[Items from a dataset]
:::
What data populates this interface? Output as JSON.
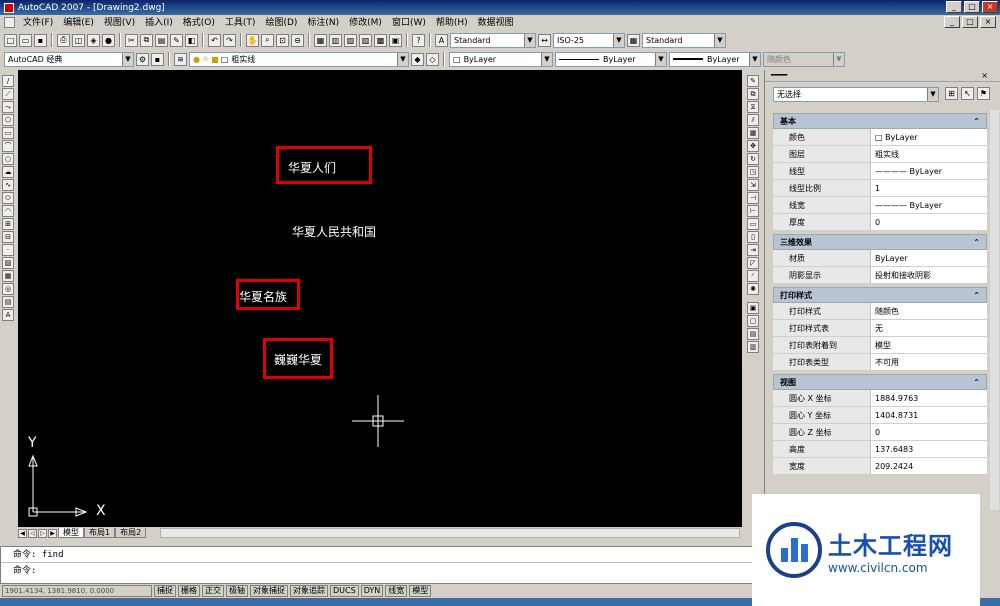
{
  "window": {
    "title": "AutoCAD 2007 - [Drawing2.dwg]",
    "minimize": "_",
    "restore": "□",
    "close": "×"
  },
  "menu": [
    "文件(F)",
    "编辑(E)",
    "视图(V)",
    "插入(I)",
    "格式(O)",
    "工具(T)",
    "绘图(D)",
    "标注(N)",
    "修改(M)",
    "窗口(W)",
    "帮助(H)",
    "数据视图"
  ],
  "toolbar": {
    "text_style": "Standard",
    "dim_style": "ISO-25",
    "table_style": "Standard",
    "workspace": "AutoCAD 经典",
    "layer": "粗实线",
    "color": "ByLayer",
    "linetype": "ByLayer",
    "lineweight": "ByLayer",
    "plotstyle": "随颜色"
  },
  "canvas": {
    "texts": [
      "华夏人们",
      "华夏人民共和国",
      "华夏名族",
      "巍巍华夏"
    ],
    "ucs_x": "X",
    "ucs_y": "Y"
  },
  "tabs": [
    "模型",
    "布局1",
    "布局2"
  ],
  "command": {
    "history": "命令: find",
    "prompt": "命令:"
  },
  "status": {
    "coords": "1901.4134, 1381.9810, 0.0000",
    "buttons": [
      "捕捉",
      "栅格",
      "正交",
      "极轴",
      "对象捕捉",
      "对象追踪",
      "DUCS",
      "DYN",
      "线宽",
      "模型"
    ]
  },
  "properties": {
    "selection": "无选择",
    "sections": [
      {
        "title": "基本",
        "rows": [
          {
            "name": "颜色",
            "value": "□ ByLayer"
          },
          {
            "name": "图层",
            "value": "粗实线"
          },
          {
            "name": "线型",
            "value": "———— ByLayer"
          },
          {
            "name": "线型比例",
            "value": "1"
          },
          {
            "name": "线宽",
            "value": "———— ByLayer"
          },
          {
            "name": "厚度",
            "value": "0"
          }
        ]
      },
      {
        "title": "三维效果",
        "rows": [
          {
            "name": "材质",
            "value": "ByLayer"
          },
          {
            "name": "阴影显示",
            "value": "投射和接收阴影"
          }
        ]
      },
      {
        "title": "打印样式",
        "rows": [
          {
            "name": "打印样式",
            "value": "随颜色"
          },
          {
            "name": "打印样式表",
            "value": "无"
          },
          {
            "name": "打印表附着到",
            "value": "模型"
          },
          {
            "name": "打印表类型",
            "value": "不可用"
          }
        ]
      },
      {
        "title": "视图",
        "rows": [
          {
            "name": "圆心 X 坐标",
            "value": "1884.9763"
          },
          {
            "name": "圆心 Y 坐标",
            "value": "1404.8731"
          },
          {
            "name": "圆心 Z 坐标",
            "value": "0"
          },
          {
            "name": "高度",
            "value": "137.6483"
          },
          {
            "name": "宽度",
            "value": "209.2424"
          }
        ]
      }
    ]
  },
  "watermark": {
    "title": "土木工程网",
    "url": "www.civilcn.com"
  },
  "colors": {
    "highlight": "#e00000",
    "canvas": "#000000",
    "watermark": "#1a4fb0"
  }
}
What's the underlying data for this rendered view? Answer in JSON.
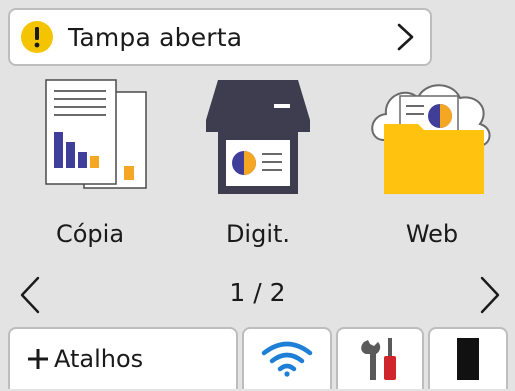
{
  "status": {
    "message": "Tampa aberta",
    "icon": "warning-icon",
    "warning_color": "#f5c400"
  },
  "apps": [
    {
      "label": "Cópia",
      "icon": "copy-icon"
    },
    {
      "label": "Digit.",
      "icon": "scan-icon"
    },
    {
      "label": "Web",
      "icon": "web-icon"
    }
  ],
  "pager": {
    "indicator": "1 / 2"
  },
  "bottom_bar": {
    "shortcuts_label": "Atalhos",
    "wifi_icon": "wifi-icon",
    "tools_icon": "tools-icon",
    "ink_icon": "ink-level-icon"
  },
  "colors": {
    "accent_blue": "#1e7fd6",
    "folder_yellow": "#ffc20e",
    "chart_blue": "#3f3f9a",
    "chart_orange": "#f5a623"
  }
}
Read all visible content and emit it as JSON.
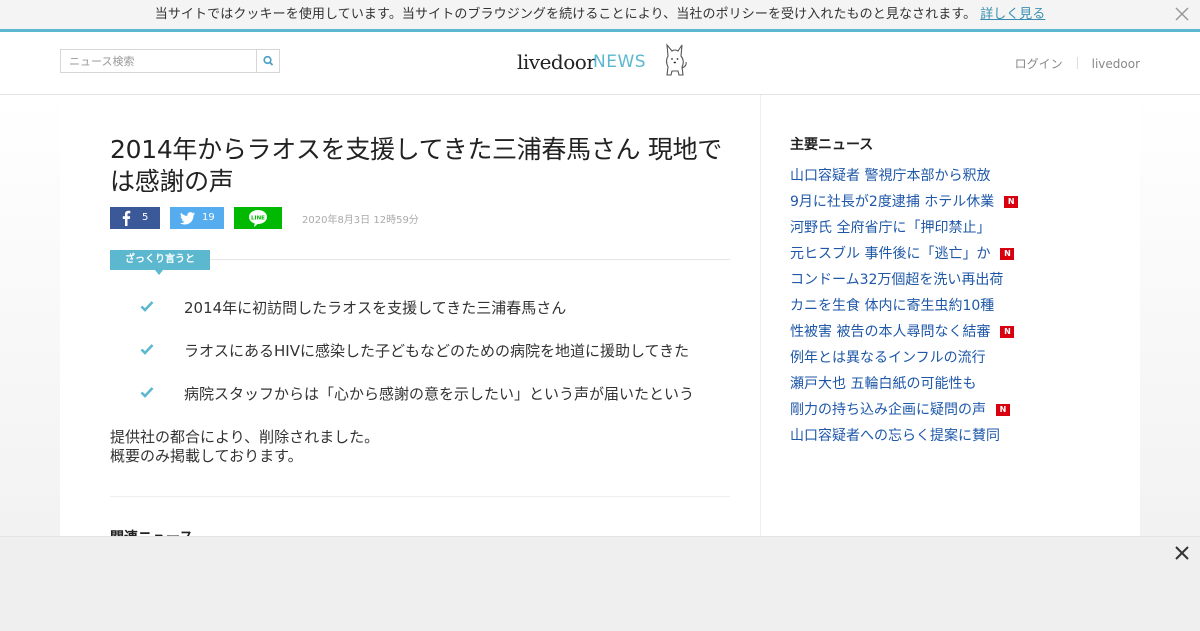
{
  "cookie_bar": {
    "text": "当サイトではクッキーを使用しています。当サイトのブラウジングを続けることにより、当社のポリシーを受け入れたものと見なされます。",
    "link": "詳しく見る",
    "close_icon": "close-icon"
  },
  "header": {
    "search_placeholder": "ニュース検索",
    "search_icon": "search-icon",
    "logo_livedoor": "livedoor",
    "logo_news": "NEWS",
    "links": [
      "ログイン",
      "livedoor"
    ]
  },
  "article": {
    "title": "2014年からラオスを支援してきた三浦春馬さん 現地では感謝の声",
    "share": {
      "facebook_count": "5",
      "twitter_count": "19"
    },
    "date": "2020年8月3日 12時59分",
    "summary_tag": "ざっくり言うと",
    "summary": [
      "2014年に初訪問したラオスを支援してきた三浦春馬さん",
      "ラオスにあるHIVに感染した子どもなどのための病院を地道に援助してきた",
      "病院スタッフからは「心から感謝の意を示したい」という声が届いたという"
    ],
    "body": [
      "提供社の都合により、削除されました。",
      "概要のみ掲載しております。"
    ],
    "related_heading": "関連ニュース"
  },
  "sidebar": {
    "heading": "主要ニュース",
    "items": [
      {
        "text": "山口容疑者 警視庁本部から釈放",
        "badge": ""
      },
      {
        "text": "9月に社長が2度逮捕 ホテル休業",
        "badge": "N"
      },
      {
        "text": "河野氏 全府省庁に「押印禁止」",
        "badge": ""
      },
      {
        "text": "元ヒスブル 事件後に「逃亡」か",
        "badge": "N"
      },
      {
        "text": "コンドーム32万個超を洗い再出荷",
        "badge": ""
      },
      {
        "text": "カニを生食 体内に寄生虫約10種",
        "badge": ""
      },
      {
        "text": "性被害 被告の本人尋問なく結審",
        "badge": "N"
      },
      {
        "text": "例年とは異なるインフルの流行",
        "badge": ""
      },
      {
        "text": "瀬戸大也 五輪白紙の可能性も",
        "badge": ""
      },
      {
        "text": "剛力の持ち込み企画に疑問の声",
        "badge": "N"
      },
      {
        "text": "山口容疑者への忘らく提案に賛同",
        "badge": ""
      }
    ]
  },
  "colors": {
    "accent": "#5bb8cf",
    "link": "#1f58a8",
    "badge": "#d8000f",
    "facebook": "#3b5998",
    "twitter": "#55acee",
    "line": "#00b900"
  }
}
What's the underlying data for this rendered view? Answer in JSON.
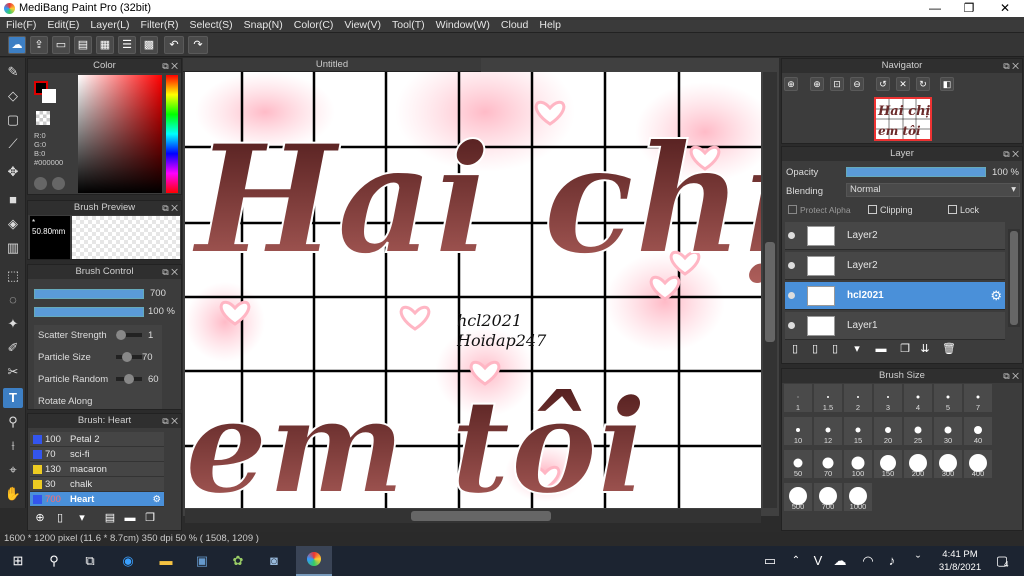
:::
**The problem:**
Go over the records above line by line and count those holding the word "ByLayer". Reply only with the number.

**Written reply:**
7